● **Data to process**
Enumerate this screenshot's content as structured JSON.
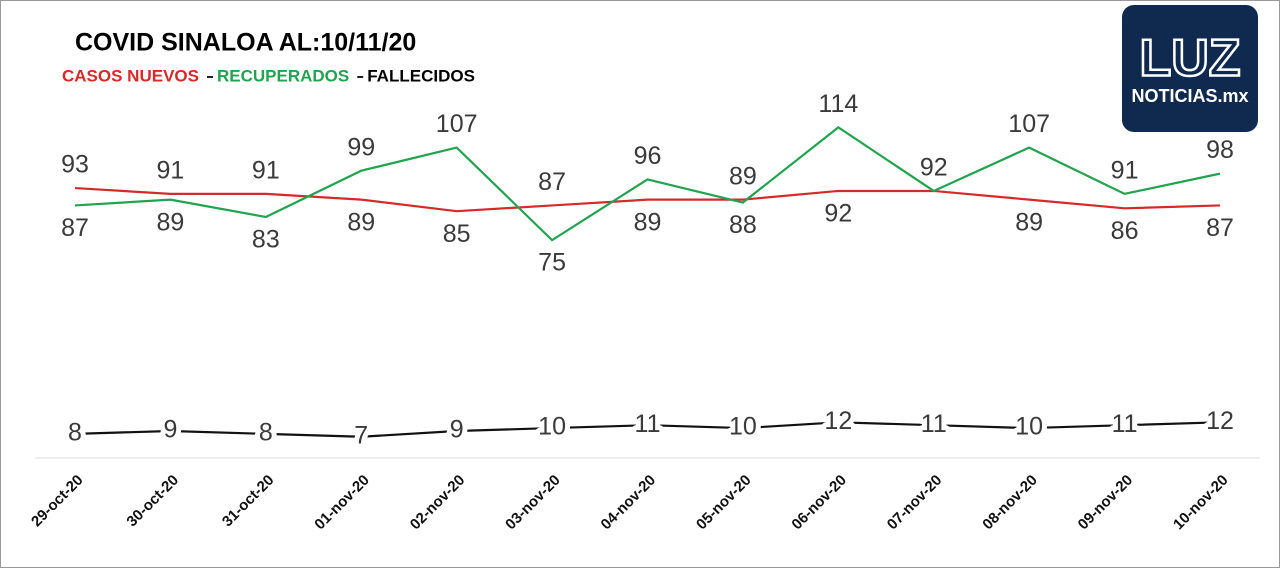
{
  "chart_data": {
    "type": "line",
    "title": "COVID SINALOA AL:10/11/20",
    "logo": "LUZ",
    "logo_subtitle": "NOTICIAS.mx",
    "categories": [
      "29-oct-20",
      "30-oct-20",
      "31-oct-20",
      "01-nov-20",
      "02-nov-20",
      "03-nov-20",
      "04-nov-20",
      "05-nov-20",
      "06-nov-20",
      "07-nov-20",
      "08-nov-20",
      "09-nov-20",
      "10-nov-20"
    ],
    "series": [
      {
        "name": "CASOS NUEVOS",
        "color": "#d62a2a",
        "values": [
          93,
          91,
          91,
          89,
          85,
          87,
          89,
          89,
          92,
          92,
          89,
          86,
          87
        ]
      },
      {
        "name": "RECUPERADOS",
        "color": "#22a350",
        "values": [
          87,
          89,
          83,
          99,
          107,
          75,
          96,
          88,
          114,
          92,
          107,
          91,
          98
        ]
      },
      {
        "name": "FALLECIDOS",
        "color": "#111111",
        "values": [
          8,
          9,
          8,
          7,
          9,
          10,
          11,
          10,
          12,
          11,
          10,
          11,
          12
        ]
      }
    ],
    "ylim": [
      0,
      120
    ]
  }
}
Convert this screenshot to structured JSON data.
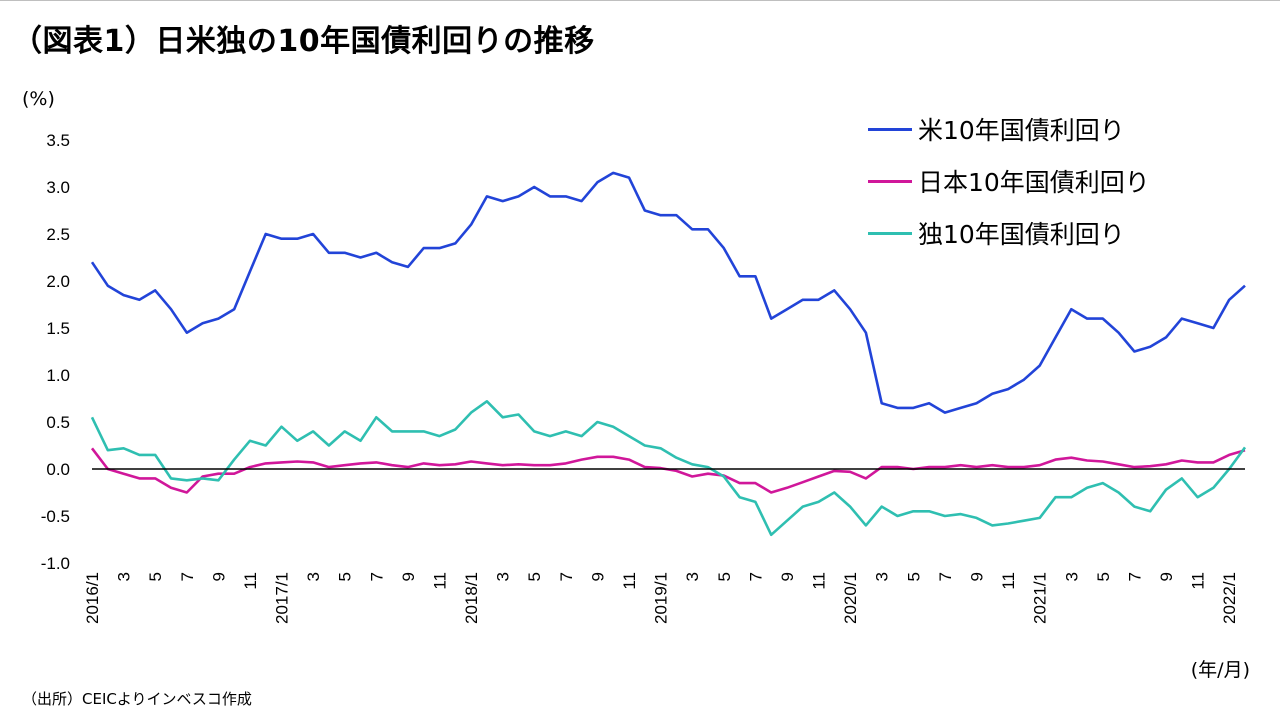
{
  "title": "（図表1）日米独の10年国債利回りの推移",
  "unit_label": "(%)",
  "x_unit_label": "(年/月)",
  "source": "（出所）CEICよりインベスコ作成",
  "colors": {
    "us": "#2244d8",
    "jp": "#d0179a",
    "de": "#2fbfb1"
  },
  "chart_data": {
    "type": "line",
    "title": "（図表1）日米独の10年国債利回りの推移",
    "ylabel": "(%)",
    "xlabel": "(年/月)",
    "ylim": [
      -1.0,
      3.5
    ],
    "yticks": [
      "3.5",
      "3.0",
      "2.5",
      "2.0",
      "1.5",
      "1.0",
      "0.5",
      "0.0",
      "-0.5",
      "-1.0"
    ],
    "xticks": [
      "2016/1",
      "3",
      "5",
      "7",
      "9",
      "11",
      "2017/1",
      "3",
      "5",
      "7",
      "9",
      "11",
      "2018/1",
      "3",
      "5",
      "7",
      "9",
      "11",
      "2019/1",
      "3",
      "5",
      "7",
      "9",
      "11",
      "2020/1",
      "3",
      "5",
      "7",
      "9",
      "11",
      "2021/1",
      "3",
      "5",
      "7",
      "9",
      "11",
      "2022/1"
    ],
    "x": [
      "2016-01",
      "2016-02",
      "2016-03",
      "2016-04",
      "2016-05",
      "2016-06",
      "2016-07",
      "2016-08",
      "2016-09",
      "2016-10",
      "2016-11",
      "2016-12",
      "2017-01",
      "2017-02",
      "2017-03",
      "2017-04",
      "2017-05",
      "2017-06",
      "2017-07",
      "2017-08",
      "2017-09",
      "2017-10",
      "2017-11",
      "2017-12",
      "2018-01",
      "2018-02",
      "2018-03",
      "2018-04",
      "2018-05",
      "2018-06",
      "2018-07",
      "2018-08",
      "2018-09",
      "2018-10",
      "2018-11",
      "2018-12",
      "2019-01",
      "2019-02",
      "2019-03",
      "2019-04",
      "2019-05",
      "2019-06",
      "2019-07",
      "2019-08",
      "2019-09",
      "2019-10",
      "2019-11",
      "2019-12",
      "2020-01",
      "2020-02",
      "2020-03",
      "2020-04",
      "2020-05",
      "2020-06",
      "2020-07",
      "2020-08",
      "2020-09",
      "2020-10",
      "2020-11",
      "2020-12",
      "2021-01",
      "2021-02",
      "2021-03",
      "2021-04",
      "2021-05",
      "2021-06",
      "2021-07",
      "2021-08",
      "2021-09",
      "2021-10",
      "2021-11",
      "2021-12",
      "2022-01",
      "2022-02"
    ],
    "series": [
      {
        "name": "米10年国債利回り",
        "values": [
          2.2,
          1.95,
          1.85,
          1.8,
          1.9,
          1.7,
          1.45,
          1.55,
          1.6,
          1.7,
          2.1,
          2.5,
          2.45,
          2.45,
          2.5,
          2.3,
          2.3,
          2.25,
          2.3,
          2.2,
          2.15,
          2.35,
          2.35,
          2.4,
          2.6,
          2.9,
          2.85,
          2.9,
          3.0,
          2.9,
          2.9,
          2.85,
          3.05,
          3.15,
          3.1,
          2.75,
          2.7,
          2.7,
          2.55,
          2.55,
          2.35,
          2.05,
          2.05,
          1.6,
          1.7,
          1.8,
          1.8,
          1.9,
          1.7,
          1.45,
          0.7,
          0.65,
          0.65,
          0.7,
          0.6,
          0.65,
          0.7,
          0.8,
          0.85,
          0.95,
          1.1,
          1.4,
          1.7,
          1.6,
          1.6,
          1.45,
          1.25,
          1.3,
          1.4,
          1.6,
          1.55,
          1.5,
          1.8,
          1.95
        ]
      },
      {
        "name": "日本10年国債利回り",
        "values": [
          0.22,
          0.0,
          -0.05,
          -0.1,
          -0.1,
          -0.2,
          -0.25,
          -0.08,
          -0.05,
          -0.05,
          0.02,
          0.06,
          0.07,
          0.08,
          0.07,
          0.02,
          0.04,
          0.06,
          0.07,
          0.04,
          0.02,
          0.06,
          0.04,
          0.05,
          0.08,
          0.06,
          0.04,
          0.05,
          0.04,
          0.04,
          0.06,
          0.1,
          0.13,
          0.13,
          0.1,
          0.02,
          0.01,
          -0.02,
          -0.08,
          -0.05,
          -0.07,
          -0.15,
          -0.15,
          -0.25,
          -0.2,
          -0.14,
          -0.08,
          -0.02,
          -0.03,
          -0.1,
          0.02,
          0.02,
          0.0,
          0.02,
          0.02,
          0.04,
          0.02,
          0.04,
          0.02,
          0.02,
          0.04,
          0.1,
          0.12,
          0.09,
          0.08,
          0.05,
          0.02,
          0.03,
          0.05,
          0.09,
          0.07,
          0.07,
          0.15,
          0.2
        ]
      },
      {
        "name": "独10年国債利回り",
        "values": [
          0.55,
          0.2,
          0.22,
          0.15,
          0.15,
          -0.1,
          -0.12,
          -0.1,
          -0.12,
          0.1,
          0.3,
          0.25,
          0.45,
          0.3,
          0.4,
          0.25,
          0.4,
          0.3,
          0.55,
          0.4,
          0.4,
          0.4,
          0.35,
          0.42,
          0.6,
          0.72,
          0.55,
          0.58,
          0.4,
          0.35,
          0.4,
          0.35,
          0.5,
          0.45,
          0.35,
          0.25,
          0.22,
          0.12,
          0.05,
          0.02,
          -0.08,
          -0.3,
          -0.35,
          -0.7,
          -0.55,
          -0.4,
          -0.35,
          -0.25,
          -0.4,
          -0.6,
          -0.4,
          -0.5,
          -0.45,
          -0.45,
          -0.5,
          -0.48,
          -0.52,
          -0.6,
          -0.58,
          -0.55,
          -0.52,
          -0.3,
          -0.3,
          -0.2,
          -0.15,
          -0.25,
          -0.4,
          -0.45,
          -0.22,
          -0.1,
          -0.3,
          -0.2,
          0.0,
          0.23
        ]
      }
    ],
    "legend_position": "top-right",
    "grid": false
  }
}
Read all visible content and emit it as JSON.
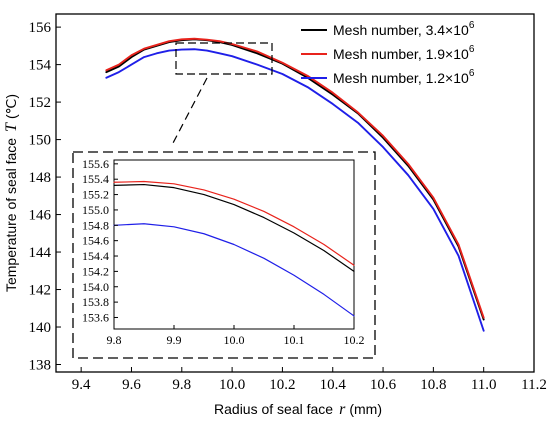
{
  "chart_data": [
    {
      "type": "line",
      "xlabel": "Radius of seal face",
      "xlabel_symbol": "r",
      "xlabel_unit": "(mm)",
      "ylabel": "Temperature of seal face",
      "ylabel_symbol": "T",
      "ylabel_unit": "(℃)",
      "xlim": [
        9.3,
        11.2
      ],
      "ylim": [
        137.6,
        156.7
      ],
      "xticks": [
        "9.4",
        "9.6",
        "9.8",
        "10.0",
        "10.2",
        "10.4",
        "10.6",
        "10.8",
        "11.0",
        "11.2"
      ],
      "yticks": [
        "138",
        "140",
        "142",
        "144",
        "146",
        "148",
        "150",
        "152",
        "154",
        "156"
      ],
      "legend_position": "top-right",
      "series": [
        {
          "name": "Mesh number, 3.4×10",
          "name_exp": "6",
          "color": "#000000",
          "x": [
            9.5,
            9.55,
            9.6,
            9.65,
            9.7,
            9.75,
            9.8,
            9.85,
            9.9,
            9.95,
            10.0,
            10.1,
            10.2,
            10.3,
            10.4,
            10.5,
            10.6,
            10.7,
            10.8,
            10.9,
            11.0
          ],
          "y": [
            153.6,
            153.9,
            154.4,
            154.8,
            155.0,
            155.2,
            155.3,
            155.35,
            155.3,
            155.2,
            155.05,
            154.6,
            154.05,
            153.3,
            152.4,
            151.4,
            150.1,
            148.6,
            146.8,
            144.3,
            140.4
          ]
        },
        {
          "name": "Mesh number, 1.9×10",
          "name_exp": "6",
          "color": "#e8231c",
          "x": [
            9.5,
            9.55,
            9.6,
            9.65,
            9.7,
            9.75,
            9.8,
            9.85,
            9.9,
            9.95,
            10.0,
            10.1,
            10.2,
            10.3,
            10.4,
            10.5,
            10.6,
            10.7,
            10.8,
            10.9,
            11.0
          ],
          "y": [
            153.7,
            154.0,
            154.5,
            154.85,
            155.05,
            155.25,
            155.35,
            155.38,
            155.33,
            155.25,
            155.1,
            154.7,
            154.1,
            153.4,
            152.5,
            151.45,
            150.2,
            148.7,
            146.9,
            144.4,
            140.5
          ]
        },
        {
          "name": "Mesh number, 1.2×10",
          "name_exp": "6",
          "color": "#1f1fe8",
          "x": [
            9.5,
            9.55,
            9.6,
            9.65,
            9.7,
            9.75,
            9.8,
            9.85,
            9.9,
            9.95,
            10.0,
            10.1,
            10.2,
            10.3,
            10.4,
            10.5,
            10.6,
            10.7,
            10.8,
            10.9,
            11.0
          ],
          "y": [
            153.3,
            153.6,
            154.0,
            154.4,
            154.6,
            154.75,
            154.8,
            154.82,
            154.75,
            154.6,
            154.45,
            154.0,
            153.5,
            152.8,
            151.9,
            150.9,
            149.6,
            148.1,
            146.3,
            143.8,
            139.8
          ]
        }
      ]
    },
    {
      "type": "line",
      "role": "inset",
      "xlim": [
        9.8,
        10.2
      ],
      "ylim": [
        153.45,
        155.65
      ],
      "xticks": [
        "9.8",
        "9.9",
        "10.0",
        "10.1",
        "10.2"
      ],
      "yticks": [
        "153.6",
        "153.8",
        "154.0",
        "154.2",
        "154.4",
        "154.6",
        "154.8",
        "155.0",
        "155.2",
        "155.4",
        "155.6"
      ],
      "series": [
        {
          "name": "Mesh number, 3.4×10",
          "color": "#000000",
          "x": [
            9.8,
            9.85,
            9.9,
            9.95,
            10.0,
            10.05,
            10.1,
            10.15,
            10.2
          ],
          "y": [
            155.32,
            155.33,
            155.29,
            155.2,
            155.07,
            154.9,
            154.7,
            154.47,
            154.2
          ]
        },
        {
          "name": "Mesh number, 1.9×10",
          "color": "#e8231c",
          "x": [
            9.8,
            9.85,
            9.9,
            9.95,
            10.0,
            10.05,
            10.1,
            10.15,
            10.2
          ],
          "y": [
            155.36,
            155.37,
            155.34,
            155.26,
            155.14,
            154.98,
            154.78,
            154.55,
            154.28
          ]
        },
        {
          "name": "Mesh number, 1.2×10",
          "color": "#1f1fe8",
          "x": [
            9.8,
            9.85,
            9.9,
            9.95,
            10.0,
            10.05,
            10.1,
            10.15,
            10.2
          ],
          "y": [
            154.8,
            154.82,
            154.78,
            154.69,
            154.55,
            154.37,
            154.15,
            153.9,
            153.62
          ]
        }
      ]
    }
  ]
}
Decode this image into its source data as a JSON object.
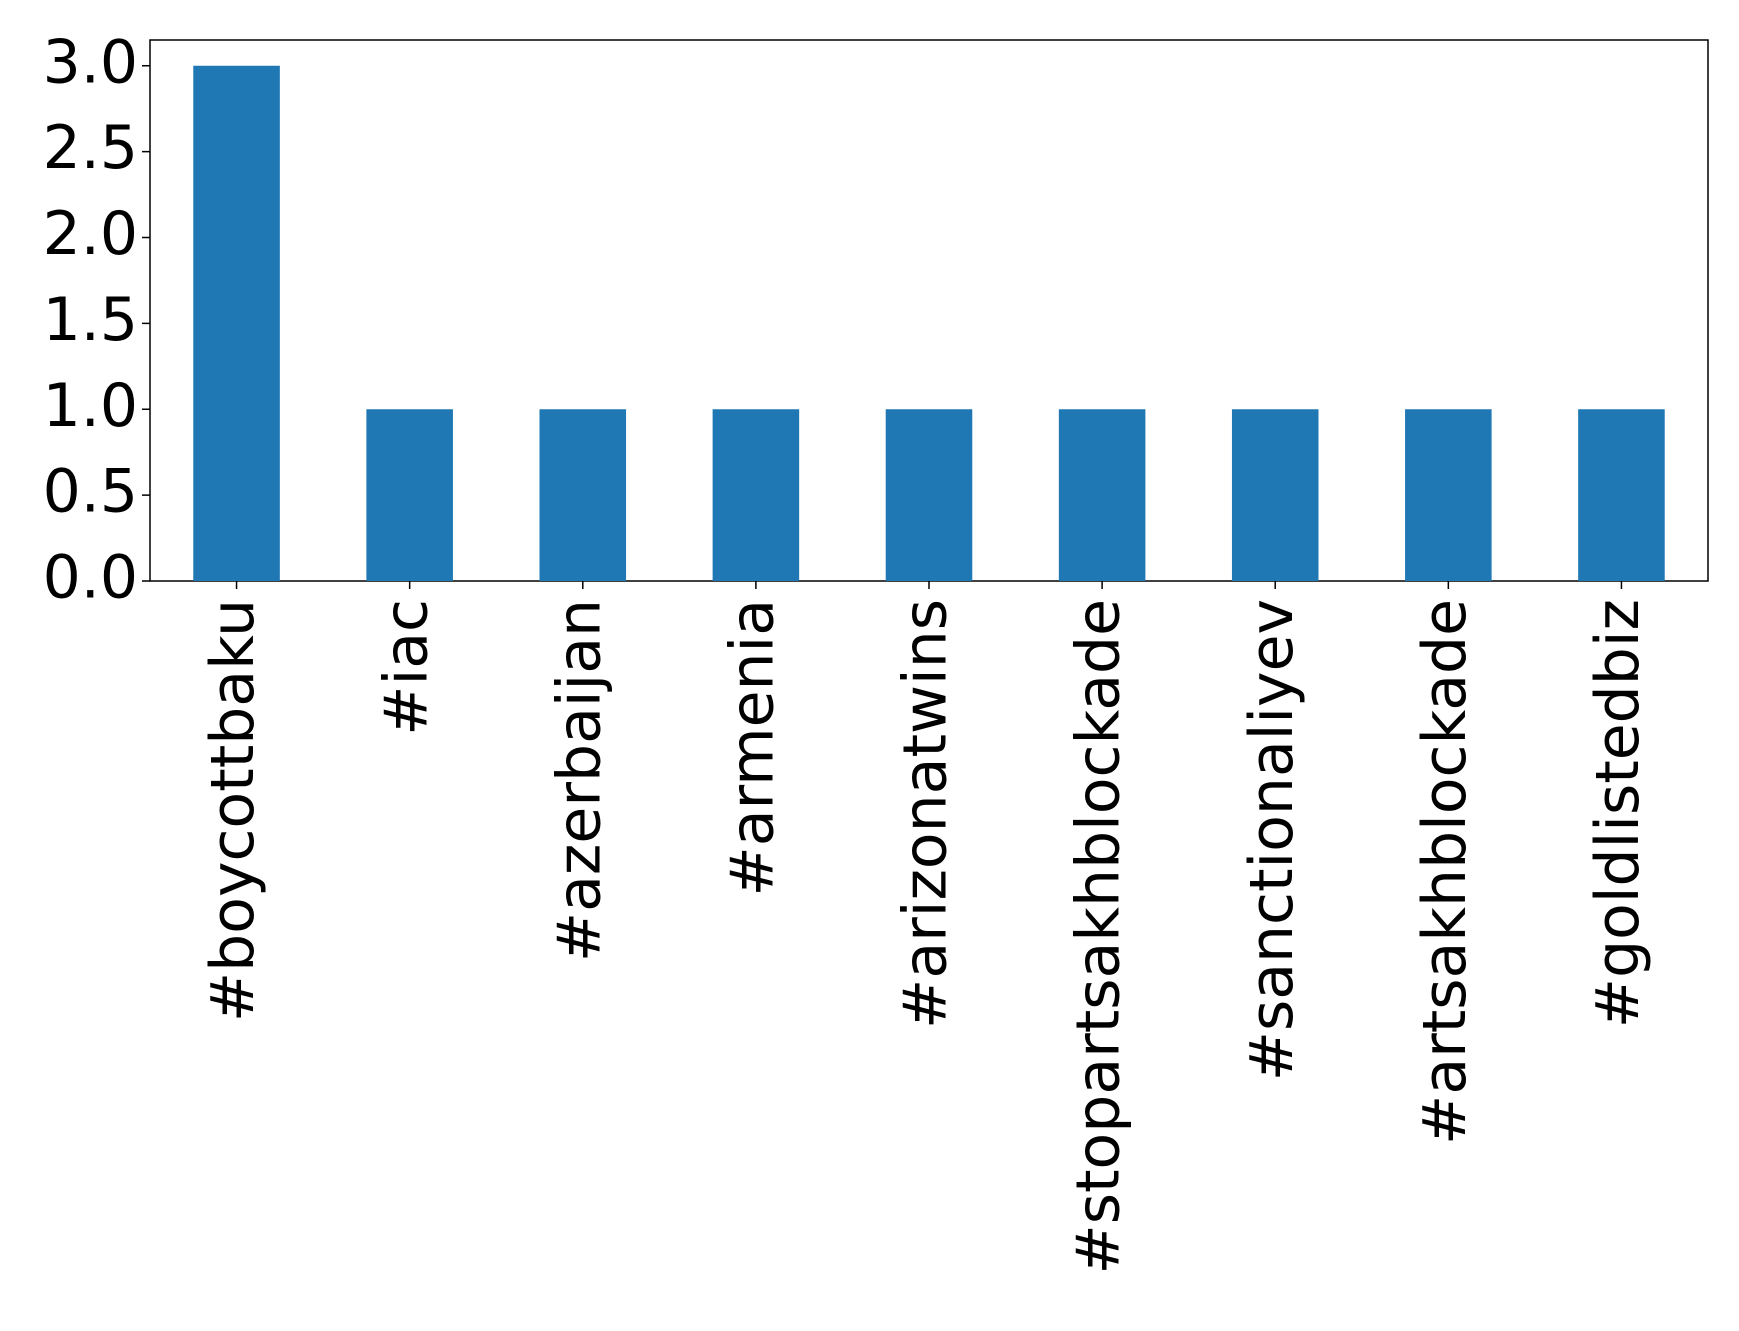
{
  "chart_data": {
    "type": "bar",
    "categories": [
      "#boycottbaku",
      "#iac",
      "#azerbaijan",
      "#armenia",
      "#arizonatwins",
      "#stopartsakhblockade",
      "#sanctionaliyev",
      "#artsakhblockade",
      "#goldlistedbiz"
    ],
    "values": [
      3,
      1,
      1,
      1,
      1,
      1,
      1,
      1,
      1
    ],
    "color": "#1f77b4",
    "ylim": [
      0,
      3.15
    ],
    "yticks": [
      {
        "value": 0,
        "label": "0.0"
      },
      {
        "value": 0.5,
        "label": "0.5"
      },
      {
        "value": 1,
        "label": "1.0"
      },
      {
        "value": 1.5,
        "label": "1.5"
      },
      {
        "value": 2,
        "label": "2.0"
      },
      {
        "value": 2.5,
        "label": "2.5"
      },
      {
        "value": 3,
        "label": "3.0"
      }
    ],
    "grid": false
  }
}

● **What the task requires**
From the material above, gather all lines that include the string "JSON" and copy them.

● **Finished answer**
Enumerate this screenshot's content as structured JSON.
Convert this screenshot to structured JSON data.
Read all visible content and emit it as JSON.
Decode this image into its source data as a JSON object.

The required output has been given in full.